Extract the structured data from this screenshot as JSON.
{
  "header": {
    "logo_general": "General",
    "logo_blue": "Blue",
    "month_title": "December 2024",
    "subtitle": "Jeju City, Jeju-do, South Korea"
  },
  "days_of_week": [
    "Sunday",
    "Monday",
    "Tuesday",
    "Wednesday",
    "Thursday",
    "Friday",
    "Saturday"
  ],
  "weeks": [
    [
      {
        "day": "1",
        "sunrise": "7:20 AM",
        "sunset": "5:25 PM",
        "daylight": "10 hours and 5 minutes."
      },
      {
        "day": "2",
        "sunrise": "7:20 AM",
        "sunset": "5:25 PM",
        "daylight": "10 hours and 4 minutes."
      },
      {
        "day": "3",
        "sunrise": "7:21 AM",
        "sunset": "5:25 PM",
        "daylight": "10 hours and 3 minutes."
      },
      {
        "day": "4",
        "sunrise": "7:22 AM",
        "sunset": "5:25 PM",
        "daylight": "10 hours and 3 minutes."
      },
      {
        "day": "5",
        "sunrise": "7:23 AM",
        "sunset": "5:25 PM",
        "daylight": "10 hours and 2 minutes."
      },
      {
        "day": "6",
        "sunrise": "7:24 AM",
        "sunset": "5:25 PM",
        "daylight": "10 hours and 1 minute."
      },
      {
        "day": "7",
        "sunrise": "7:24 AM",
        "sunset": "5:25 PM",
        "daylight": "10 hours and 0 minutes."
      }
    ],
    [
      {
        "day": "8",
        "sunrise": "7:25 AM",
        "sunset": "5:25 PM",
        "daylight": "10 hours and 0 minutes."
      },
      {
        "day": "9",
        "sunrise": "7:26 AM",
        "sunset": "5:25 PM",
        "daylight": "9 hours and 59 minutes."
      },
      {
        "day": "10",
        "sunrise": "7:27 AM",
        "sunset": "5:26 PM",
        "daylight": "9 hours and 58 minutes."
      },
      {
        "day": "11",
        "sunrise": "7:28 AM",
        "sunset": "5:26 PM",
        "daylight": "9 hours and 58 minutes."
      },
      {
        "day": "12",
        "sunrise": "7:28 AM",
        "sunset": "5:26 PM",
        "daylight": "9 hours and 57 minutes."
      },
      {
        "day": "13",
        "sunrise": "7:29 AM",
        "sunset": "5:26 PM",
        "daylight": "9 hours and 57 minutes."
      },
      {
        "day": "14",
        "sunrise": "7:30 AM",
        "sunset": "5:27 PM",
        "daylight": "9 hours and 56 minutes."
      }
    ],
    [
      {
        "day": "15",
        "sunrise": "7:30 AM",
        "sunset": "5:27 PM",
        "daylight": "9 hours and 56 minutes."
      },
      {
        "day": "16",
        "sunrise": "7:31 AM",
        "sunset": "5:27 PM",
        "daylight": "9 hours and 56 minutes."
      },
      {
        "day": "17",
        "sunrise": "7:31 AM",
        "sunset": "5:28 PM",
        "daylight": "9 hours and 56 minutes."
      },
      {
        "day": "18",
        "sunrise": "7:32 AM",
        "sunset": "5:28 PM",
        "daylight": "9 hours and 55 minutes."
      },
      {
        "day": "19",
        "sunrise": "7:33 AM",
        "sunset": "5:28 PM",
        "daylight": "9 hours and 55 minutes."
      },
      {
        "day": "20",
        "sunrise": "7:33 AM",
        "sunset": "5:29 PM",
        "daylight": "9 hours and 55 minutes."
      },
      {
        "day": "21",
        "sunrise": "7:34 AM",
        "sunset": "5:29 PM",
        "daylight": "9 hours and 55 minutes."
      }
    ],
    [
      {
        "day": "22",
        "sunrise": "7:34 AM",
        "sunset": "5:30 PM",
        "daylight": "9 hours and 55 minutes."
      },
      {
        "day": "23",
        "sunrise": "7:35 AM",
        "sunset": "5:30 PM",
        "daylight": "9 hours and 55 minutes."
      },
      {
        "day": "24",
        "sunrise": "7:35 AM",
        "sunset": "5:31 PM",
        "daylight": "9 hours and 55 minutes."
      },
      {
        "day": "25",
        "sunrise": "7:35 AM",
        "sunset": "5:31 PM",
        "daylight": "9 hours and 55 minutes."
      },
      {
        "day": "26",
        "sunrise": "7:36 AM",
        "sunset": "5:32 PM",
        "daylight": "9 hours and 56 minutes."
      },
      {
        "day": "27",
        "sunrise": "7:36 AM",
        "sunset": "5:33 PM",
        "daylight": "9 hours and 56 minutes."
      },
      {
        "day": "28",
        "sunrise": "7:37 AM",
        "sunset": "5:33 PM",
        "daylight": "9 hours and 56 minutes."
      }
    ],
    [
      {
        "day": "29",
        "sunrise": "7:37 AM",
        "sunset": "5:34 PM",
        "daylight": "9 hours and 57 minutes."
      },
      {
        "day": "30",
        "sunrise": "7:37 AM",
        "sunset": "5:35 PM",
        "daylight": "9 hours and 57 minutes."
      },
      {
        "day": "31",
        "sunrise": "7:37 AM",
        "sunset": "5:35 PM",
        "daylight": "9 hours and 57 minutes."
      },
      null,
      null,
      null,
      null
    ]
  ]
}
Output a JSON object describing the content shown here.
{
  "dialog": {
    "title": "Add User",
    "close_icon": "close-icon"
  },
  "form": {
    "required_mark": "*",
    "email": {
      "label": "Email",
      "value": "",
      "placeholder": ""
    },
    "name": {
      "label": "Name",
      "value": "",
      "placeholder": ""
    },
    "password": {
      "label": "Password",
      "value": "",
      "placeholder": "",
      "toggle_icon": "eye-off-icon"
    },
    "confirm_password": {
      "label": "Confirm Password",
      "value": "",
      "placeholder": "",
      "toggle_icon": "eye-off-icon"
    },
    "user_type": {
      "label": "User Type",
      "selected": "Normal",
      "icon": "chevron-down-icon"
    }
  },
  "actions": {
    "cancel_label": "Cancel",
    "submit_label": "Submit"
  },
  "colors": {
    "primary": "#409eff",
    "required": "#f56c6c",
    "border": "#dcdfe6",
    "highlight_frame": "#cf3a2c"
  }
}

_What you need to do:_ Write down every line of the data above that includes the string "JSON".

_Answer to this task:_
Extract the structured data from this screenshot as JSON.
Output a JSON object describing the content shown here.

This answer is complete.